═══ STORED ROWS

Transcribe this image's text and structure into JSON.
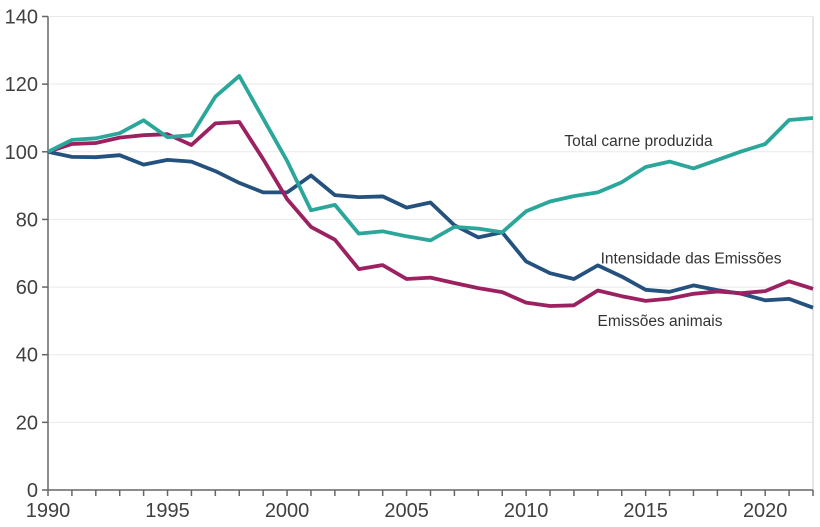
{
  "chart_data": {
    "type": "line",
    "title": "",
    "xlabel": "",
    "ylabel": "",
    "x_range": [
      1990,
      2022
    ],
    "ylim": [
      0,
      140
    ],
    "grid": "horizontal",
    "legend_position": "inline-annotations",
    "y_ticks": [
      0,
      20,
      40,
      60,
      80,
      100,
      120,
      140
    ],
    "x_major_ticks": [
      1990,
      1995,
      2000,
      2005,
      2010,
      2015,
      2020
    ],
    "x_minor_tick_step_years": 1,
    "x": [
      1990,
      1991,
      1992,
      1993,
      1994,
      1995,
      1996,
      1997,
      1998,
      1999,
      2000,
      2001,
      2002,
      2003,
      2004,
      2005,
      2006,
      2007,
      2008,
      2009,
      2010,
      2011,
      2012,
      2013,
      2014,
      2015,
      2016,
      2017,
      2018,
      2019,
      2020,
      2021,
      2022
    ],
    "series": [
      {
        "name": "Intensidade das Emissões",
        "color": "#24517d",
        "values": [
          100,
          98.5,
          98.4,
          99,
          96.2,
          97.6,
          97.1,
          94.3,
          90.8,
          88,
          88,
          93,
          87.2,
          86.6,
          86.8,
          83.5,
          85,
          78.3,
          74.7,
          76.2,
          67.6,
          64.1,
          62.4,
          66.4,
          63.1,
          59.2,
          58.6,
          60.5,
          59.1,
          58,
          56.1,
          56.5,
          53.9
        ]
      },
      {
        "name": "Emissões animais",
        "color": "#9c2161",
        "values": [
          100,
          102.3,
          102.6,
          104.2,
          104.9,
          105.2,
          102,
          108.4,
          108.8,
          97.8,
          86,
          77.8,
          74,
          65.3,
          66.5,
          62.4,
          62.8,
          61.2,
          59.7,
          58.5,
          55.4,
          54.4,
          54.6,
          59,
          57.3,
          55.9,
          56.6,
          58,
          58.7,
          58.2,
          58.8,
          61.7,
          59.5
        ]
      },
      {
        "name": "Total carne produzida",
        "color": "#2aa79a",
        "values": [
          100,
          103.5,
          104,
          105.5,
          109.3,
          104.3,
          104.9,
          116.3,
          122.4,
          109.8,
          97.3,
          82.7,
          84.3,
          75.8,
          76.5,
          75,
          73.8,
          77.8,
          77.3,
          76.2,
          82.4,
          85.3,
          86.9,
          88,
          91,
          95.5,
          97.1,
          95.1,
          97.6,
          100.1,
          102.3,
          109.4,
          110
        ]
      }
    ],
    "annotations": [
      {
        "text": "Total carne produzida",
        "x": 2014.7,
        "y": 103.2
      },
      {
        "text": "Intensidade das Emissões",
        "x": 2016.9,
        "y": 68.4
      },
      {
        "text": "Emissões animais",
        "x": 2015.6,
        "y": 50.0
      }
    ],
    "colors": {
      "axis_line": "#666666",
      "tick": "#666666",
      "tick_label": "#404040",
      "gridline": "#e9e9e9",
      "right_border": "#cccccc",
      "annotation_text": "#333333",
      "background": "#ffffff"
    }
  }
}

══════

## WRITTEN REQUEST
Drop the images and repeat the data exactly.

## RESPONSE TO THE TASK
Transcribe this image's text and structure into JSON.
{
  "chart_data": {
    "type": "line",
    "title": "",
    "xlabel": "",
    "ylabel": "",
    "x_range": [
      1990,
      2022
    ],
    "ylim": [
      0,
      140
    ],
    "grid": "horizontal",
    "legend_position": "inline-annotations",
    "y_ticks": [
      0,
      20,
      40,
      60,
      80,
      100,
      120,
      140
    ],
    "x_major_ticks": [
      1990,
      1995,
      2000,
      2005,
      2010,
      2015,
      2020
    ],
    "x_minor_tick_step_years": 1,
    "x": [
      1990,
      1991,
      1992,
      1993,
      1994,
      1995,
      1996,
      1997,
      1998,
      1999,
      2000,
      2001,
      2002,
      2003,
      2004,
      2005,
      2006,
      2007,
      2008,
      2009,
      2010,
      2011,
      2012,
      2013,
      2014,
      2015,
      2016,
      2017,
      2018,
      2019,
      2020,
      2021,
      2022
    ],
    "series": [
      {
        "name": "Intensidade das Emissões",
        "color": "#24517d",
        "values": [
          100,
          98.5,
          98.4,
          99,
          96.2,
          97.6,
          97.1,
          94.3,
          90.8,
          88,
          88,
          93,
          87.2,
          86.6,
          86.8,
          83.5,
          85,
          78.3,
          74.7,
          76.2,
          67.6,
          64.1,
          62.4,
          66.4,
          63.1,
          59.2,
          58.6,
          60.5,
          59.1,
          58,
          56.1,
          56.5,
          53.9
        ]
      },
      {
        "name": "Emissões animais",
        "color": "#9c2161",
        "values": [
          100,
          102.3,
          102.6,
          104.2,
          104.9,
          105.2,
          102,
          108.4,
          108.8,
          97.8,
          86,
          77.8,
          74,
          65.3,
          66.5,
          62.4,
          62.8,
          61.2,
          59.7,
          58.5,
          55.4,
          54.4,
          54.6,
          59,
          57.3,
          55.9,
          56.6,
          58,
          58.7,
          58.2,
          58.8,
          61.7,
          59.5
        ]
      },
      {
        "name": "Total carne produzida",
        "color": "#2aa79a",
        "values": [
          100,
          103.5,
          104,
          105.5,
          109.3,
          104.3,
          104.9,
          116.3,
          122.4,
          109.8,
          97.3,
          82.7,
          84.3,
          75.8,
          76.5,
          75,
          73.8,
          77.8,
          77.3,
          76.2,
          82.4,
          85.3,
          86.9,
          88,
          91,
          95.5,
          97.1,
          95.1,
          97.6,
          100.1,
          102.3,
          109.4,
          110
        ]
      }
    ],
    "annotations": [
      {
        "text": "Total carne produzida",
        "x": 2014.7,
        "y": 103.2
      },
      {
        "text": "Intensidade das Emissões",
        "x": 2016.9,
        "y": 68.4
      },
      {
        "text": "Emissões animais",
        "x": 2015.6,
        "y": 50.0
      }
    ],
    "colors": {
      "axis_line": "#666666",
      "tick": "#666666",
      "tick_label": "#404040",
      "gridline": "#e9e9e9",
      "right_border": "#cccccc",
      "annotation_text": "#333333",
      "background": "#ffffff"
    }
  }
}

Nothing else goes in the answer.